**Provided entries:**
Begin

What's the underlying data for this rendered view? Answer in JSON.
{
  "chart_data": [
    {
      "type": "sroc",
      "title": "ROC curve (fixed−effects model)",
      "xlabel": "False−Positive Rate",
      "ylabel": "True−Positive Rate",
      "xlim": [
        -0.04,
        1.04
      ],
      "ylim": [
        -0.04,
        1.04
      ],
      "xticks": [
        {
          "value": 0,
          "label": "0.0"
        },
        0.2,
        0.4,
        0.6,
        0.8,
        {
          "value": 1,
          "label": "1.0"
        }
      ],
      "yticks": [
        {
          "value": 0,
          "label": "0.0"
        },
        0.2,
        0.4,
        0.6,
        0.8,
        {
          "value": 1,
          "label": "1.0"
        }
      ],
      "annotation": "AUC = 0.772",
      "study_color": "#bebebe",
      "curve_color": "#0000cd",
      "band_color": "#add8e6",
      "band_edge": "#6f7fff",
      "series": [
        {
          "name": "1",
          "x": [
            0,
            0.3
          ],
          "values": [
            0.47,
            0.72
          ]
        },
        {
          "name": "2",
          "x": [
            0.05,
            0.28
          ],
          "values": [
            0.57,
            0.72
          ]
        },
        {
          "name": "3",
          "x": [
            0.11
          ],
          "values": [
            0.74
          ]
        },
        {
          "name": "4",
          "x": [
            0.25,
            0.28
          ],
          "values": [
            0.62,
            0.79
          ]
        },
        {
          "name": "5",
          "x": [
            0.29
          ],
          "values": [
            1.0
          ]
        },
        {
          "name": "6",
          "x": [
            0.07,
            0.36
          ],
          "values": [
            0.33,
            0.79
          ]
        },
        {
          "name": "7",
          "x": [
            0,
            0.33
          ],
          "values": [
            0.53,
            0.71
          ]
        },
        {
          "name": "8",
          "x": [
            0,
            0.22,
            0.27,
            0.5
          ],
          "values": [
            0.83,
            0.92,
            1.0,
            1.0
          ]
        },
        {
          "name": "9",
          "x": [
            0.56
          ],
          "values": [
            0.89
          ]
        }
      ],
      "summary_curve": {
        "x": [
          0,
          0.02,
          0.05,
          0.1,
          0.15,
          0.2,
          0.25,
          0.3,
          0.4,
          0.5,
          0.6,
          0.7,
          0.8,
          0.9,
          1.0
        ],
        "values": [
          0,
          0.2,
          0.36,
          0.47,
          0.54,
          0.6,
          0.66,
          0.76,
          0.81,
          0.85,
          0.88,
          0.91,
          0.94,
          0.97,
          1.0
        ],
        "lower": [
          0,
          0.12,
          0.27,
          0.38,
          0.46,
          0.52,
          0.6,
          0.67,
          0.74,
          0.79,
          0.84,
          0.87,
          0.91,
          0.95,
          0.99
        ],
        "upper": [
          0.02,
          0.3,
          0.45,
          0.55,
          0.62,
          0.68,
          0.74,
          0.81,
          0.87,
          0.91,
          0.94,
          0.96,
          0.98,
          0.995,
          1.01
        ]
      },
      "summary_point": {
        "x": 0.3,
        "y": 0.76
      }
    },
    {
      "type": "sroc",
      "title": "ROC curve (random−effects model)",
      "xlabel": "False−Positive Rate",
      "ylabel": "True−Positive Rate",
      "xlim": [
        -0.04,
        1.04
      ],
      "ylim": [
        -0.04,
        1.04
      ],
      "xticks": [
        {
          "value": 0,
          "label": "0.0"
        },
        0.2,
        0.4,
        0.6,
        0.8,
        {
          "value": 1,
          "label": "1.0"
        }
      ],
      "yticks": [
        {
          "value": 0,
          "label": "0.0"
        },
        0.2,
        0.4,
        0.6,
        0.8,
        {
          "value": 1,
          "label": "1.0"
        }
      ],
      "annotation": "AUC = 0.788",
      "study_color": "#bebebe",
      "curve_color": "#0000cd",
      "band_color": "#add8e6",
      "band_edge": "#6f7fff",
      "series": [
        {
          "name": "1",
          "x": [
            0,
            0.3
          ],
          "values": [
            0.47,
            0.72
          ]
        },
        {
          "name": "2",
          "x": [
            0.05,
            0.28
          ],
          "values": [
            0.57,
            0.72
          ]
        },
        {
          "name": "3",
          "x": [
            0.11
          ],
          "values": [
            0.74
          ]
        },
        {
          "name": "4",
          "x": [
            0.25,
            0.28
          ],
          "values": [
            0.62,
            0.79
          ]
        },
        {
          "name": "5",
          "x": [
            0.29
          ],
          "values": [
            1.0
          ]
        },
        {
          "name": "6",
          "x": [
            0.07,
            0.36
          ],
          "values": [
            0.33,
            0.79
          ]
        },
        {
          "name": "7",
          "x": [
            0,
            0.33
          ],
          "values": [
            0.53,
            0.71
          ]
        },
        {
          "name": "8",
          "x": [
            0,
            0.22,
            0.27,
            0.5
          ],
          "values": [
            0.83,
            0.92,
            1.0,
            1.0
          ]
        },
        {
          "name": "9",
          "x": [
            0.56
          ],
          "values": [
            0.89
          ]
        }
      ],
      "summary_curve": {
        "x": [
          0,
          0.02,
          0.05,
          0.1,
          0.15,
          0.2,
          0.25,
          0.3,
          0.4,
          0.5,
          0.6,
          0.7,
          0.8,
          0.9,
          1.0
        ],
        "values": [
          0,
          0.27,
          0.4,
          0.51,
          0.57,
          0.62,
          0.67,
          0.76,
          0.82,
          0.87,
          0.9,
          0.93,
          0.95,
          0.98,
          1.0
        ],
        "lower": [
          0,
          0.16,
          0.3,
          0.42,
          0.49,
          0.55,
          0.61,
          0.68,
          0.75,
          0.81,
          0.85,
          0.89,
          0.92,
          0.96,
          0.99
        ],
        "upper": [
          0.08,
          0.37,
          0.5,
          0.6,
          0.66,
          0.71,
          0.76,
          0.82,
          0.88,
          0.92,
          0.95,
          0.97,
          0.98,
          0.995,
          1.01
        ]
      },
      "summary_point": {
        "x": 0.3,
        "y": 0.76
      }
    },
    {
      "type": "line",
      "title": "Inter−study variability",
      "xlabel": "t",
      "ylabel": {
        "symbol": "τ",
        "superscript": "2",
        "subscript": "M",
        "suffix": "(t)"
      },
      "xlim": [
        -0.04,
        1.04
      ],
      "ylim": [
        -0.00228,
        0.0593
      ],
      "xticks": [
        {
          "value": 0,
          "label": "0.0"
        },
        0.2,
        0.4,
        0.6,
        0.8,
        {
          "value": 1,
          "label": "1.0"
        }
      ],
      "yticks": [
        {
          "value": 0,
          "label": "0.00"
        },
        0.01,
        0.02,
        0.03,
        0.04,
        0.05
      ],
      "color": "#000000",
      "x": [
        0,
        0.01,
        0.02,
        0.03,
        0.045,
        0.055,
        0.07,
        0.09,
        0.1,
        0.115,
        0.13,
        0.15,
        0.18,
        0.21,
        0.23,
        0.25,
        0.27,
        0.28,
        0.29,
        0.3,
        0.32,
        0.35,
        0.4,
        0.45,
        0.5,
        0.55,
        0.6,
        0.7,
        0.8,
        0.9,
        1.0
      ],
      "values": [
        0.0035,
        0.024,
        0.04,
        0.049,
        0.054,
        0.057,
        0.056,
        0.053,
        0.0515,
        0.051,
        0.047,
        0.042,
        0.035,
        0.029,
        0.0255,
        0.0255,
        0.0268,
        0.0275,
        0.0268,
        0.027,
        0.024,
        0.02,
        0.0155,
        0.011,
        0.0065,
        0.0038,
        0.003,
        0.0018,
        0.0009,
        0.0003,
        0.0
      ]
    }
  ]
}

End

**Short problem:**
All of the records must be repeated exactly.

**Exercise solution:**
What's the underlying data for this rendered view? Answer in JSON.
{
  "chart_data": [
    {
      "type": "sroc",
      "title": "ROC curve (fixed−effects model)",
      "xlabel": "False−Positive Rate",
      "ylabel": "True−Positive Rate",
      "xlim": [
        -0.04,
        1.04
      ],
      "ylim": [
        -0.04,
        1.04
      ],
      "xticks": [
        {
          "value": 0,
          "label": "0.0"
        },
        0.2,
        0.4,
        0.6,
        0.8,
        {
          "value": 1,
          "label": "1.0"
        }
      ],
      "yticks": [
        {
          "value": 0,
          "label": "0.0"
        },
        0.2,
        0.4,
        0.6,
        0.8,
        {
          "value": 1,
          "label": "1.0"
        }
      ],
      "annotation": "AUC = 0.772",
      "study_color": "#bebebe",
      "curve_color": "#0000cd",
      "band_color": "#add8e6",
      "band_edge": "#6f7fff",
      "series": [
        {
          "name": "1",
          "x": [
            0,
            0.3
          ],
          "values": [
            0.47,
            0.72
          ]
        },
        {
          "name": "2",
          "x": [
            0.05,
            0.28
          ],
          "values": [
            0.57,
            0.72
          ]
        },
        {
          "name": "3",
          "x": [
            0.11
          ],
          "values": [
            0.74
          ]
        },
        {
          "name": "4",
          "x": [
            0.25,
            0.28
          ],
          "values": [
            0.62,
            0.79
          ]
        },
        {
          "name": "5",
          "x": [
            0.29
          ],
          "values": [
            1.0
          ]
        },
        {
          "name": "6",
          "x": [
            0.07,
            0.36
          ],
          "values": [
            0.33,
            0.79
          ]
        },
        {
          "name": "7",
          "x": [
            0,
            0.33
          ],
          "values": [
            0.53,
            0.71
          ]
        },
        {
          "name": "8",
          "x": [
            0,
            0.22,
            0.27,
            0.5
          ],
          "values": [
            0.83,
            0.92,
            1.0,
            1.0
          ]
        },
        {
          "name": "9",
          "x": [
            0.56
          ],
          "values": [
            0.89
          ]
        }
      ],
      "summary_curve": {
        "x": [
          0,
          0.02,
          0.05,
          0.1,
          0.15,
          0.2,
          0.25,
          0.3,
          0.4,
          0.5,
          0.6,
          0.7,
          0.8,
          0.9,
          1.0
        ],
        "values": [
          0,
          0.2,
          0.36,
          0.47,
          0.54,
          0.6,
          0.66,
          0.76,
          0.81,
          0.85,
          0.88,
          0.91,
          0.94,
          0.97,
          1.0
        ],
        "lower": [
          0,
          0.12,
          0.27,
          0.38,
          0.46,
          0.52,
          0.6,
          0.67,
          0.74,
          0.79,
          0.84,
          0.87,
          0.91,
          0.95,
          0.99
        ],
        "upper": [
          0.02,
          0.3,
          0.45,
          0.55,
          0.62,
          0.68,
          0.74,
          0.81,
          0.87,
          0.91,
          0.94,
          0.96,
          0.98,
          0.995,
          1.01
        ]
      },
      "summary_point": {
        "x": 0.3,
        "y": 0.76
      }
    },
    {
      "type": "sroc",
      "title": "ROC curve (random−effects model)",
      "xlabel": "False−Positive Rate",
      "ylabel": "True−Positive Rate",
      "xlim": [
        -0.04,
        1.04
      ],
      "ylim": [
        -0.04,
        1.04
      ],
      "xticks": [
        {
          "value": 0,
          "label": "0.0"
        },
        0.2,
        0.4,
        0.6,
        0.8,
        {
          "value": 1,
          "label": "1.0"
        }
      ],
      "yticks": [
        {
          "value": 0,
          "label": "0.0"
        },
        0.2,
        0.4,
        0.6,
        0.8,
        {
          "value": 1,
          "label": "1.0"
        }
      ],
      "annotation": "AUC = 0.788",
      "study_color": "#bebebe",
      "curve_color": "#0000cd",
      "band_color": "#add8e6",
      "band_edge": "#6f7fff",
      "series": [
        {
          "name": "1",
          "x": [
            0,
            0.3
          ],
          "values": [
            0.47,
            0.72
          ]
        },
        {
          "name": "2",
          "x": [
            0.05,
            0.28
          ],
          "values": [
            0.57,
            0.72
          ]
        },
        {
          "name": "3",
          "x": [
            0.11
          ],
          "values": [
            0.74
          ]
        },
        {
          "name": "4",
          "x": [
            0.25,
            0.28
          ],
          "values": [
            0.62,
            0.79
          ]
        },
        {
          "name": "5",
          "x": [
            0.29
          ],
          "values": [
            1.0
          ]
        },
        {
          "name": "6",
          "x": [
            0.07,
            0.36
          ],
          "values": [
            0.33,
            0.79
          ]
        },
        {
          "name": "7",
          "x": [
            0,
            0.33
          ],
          "values": [
            0.53,
            0.71
          ]
        },
        {
          "name": "8",
          "x": [
            0,
            0.22,
            0.27,
            0.5
          ],
          "values": [
            0.83,
            0.92,
            1.0,
            1.0
          ]
        },
        {
          "name": "9",
          "x": [
            0.56
          ],
          "values": [
            0.89
          ]
        }
      ],
      "summary_curve": {
        "x": [
          0,
          0.02,
          0.05,
          0.1,
          0.15,
          0.2,
          0.25,
          0.3,
          0.4,
          0.5,
          0.6,
          0.7,
          0.8,
          0.9,
          1.0
        ],
        "values": [
          0,
          0.27,
          0.4,
          0.51,
          0.57,
          0.62,
          0.67,
          0.76,
          0.82,
          0.87,
          0.9,
          0.93,
          0.95,
          0.98,
          1.0
        ],
        "lower": [
          0,
          0.16,
          0.3,
          0.42,
          0.49,
          0.55,
          0.61,
          0.68,
          0.75,
          0.81,
          0.85,
          0.89,
          0.92,
          0.96,
          0.99
        ],
        "upper": [
          0.08,
          0.37,
          0.5,
          0.6,
          0.66,
          0.71,
          0.76,
          0.82,
          0.88,
          0.92,
          0.95,
          0.97,
          0.98,
          0.995,
          1.01
        ]
      },
      "summary_point": {
        "x": 0.3,
        "y": 0.76
      }
    },
    {
      "type": "line",
      "title": "Inter−study variability",
      "xlabel": "t",
      "ylabel": {
        "symbol": "τ",
        "superscript": "2",
        "subscript": "M",
        "suffix": "(t)"
      },
      "xlim": [
        -0.04,
        1.04
      ],
      "ylim": [
        -0.00228,
        0.0593
      ],
      "xticks": [
        {
          "value": 0,
          "label": "0.0"
        },
        0.2,
        0.4,
        0.6,
        0.8,
        {
          "value": 1,
          "label": "1.0"
        }
      ],
      "yticks": [
        {
          "value": 0,
          "label": "0.00"
        },
        0.01,
        0.02,
        0.03,
        0.04,
        0.05
      ],
      "color": "#000000",
      "x": [
        0,
        0.01,
        0.02,
        0.03,
        0.045,
        0.055,
        0.07,
        0.09,
        0.1,
        0.115,
        0.13,
        0.15,
        0.18,
        0.21,
        0.23,
        0.25,
        0.27,
        0.28,
        0.29,
        0.3,
        0.32,
        0.35,
        0.4,
        0.45,
        0.5,
        0.55,
        0.6,
        0.7,
        0.8,
        0.9,
        1.0
      ],
      "values": [
        0.0035,
        0.024,
        0.04,
        0.049,
        0.054,
        0.057,
        0.056,
        0.053,
        0.0515,
        0.051,
        0.047,
        0.042,
        0.035,
        0.029,
        0.0255,
        0.0255,
        0.0268,
        0.0275,
        0.0268,
        0.027,
        0.024,
        0.02,
        0.0155,
        0.011,
        0.0065,
        0.0038,
        0.003,
        0.0018,
        0.0009,
        0.0003,
        0.0
      ]
    }
  ]
}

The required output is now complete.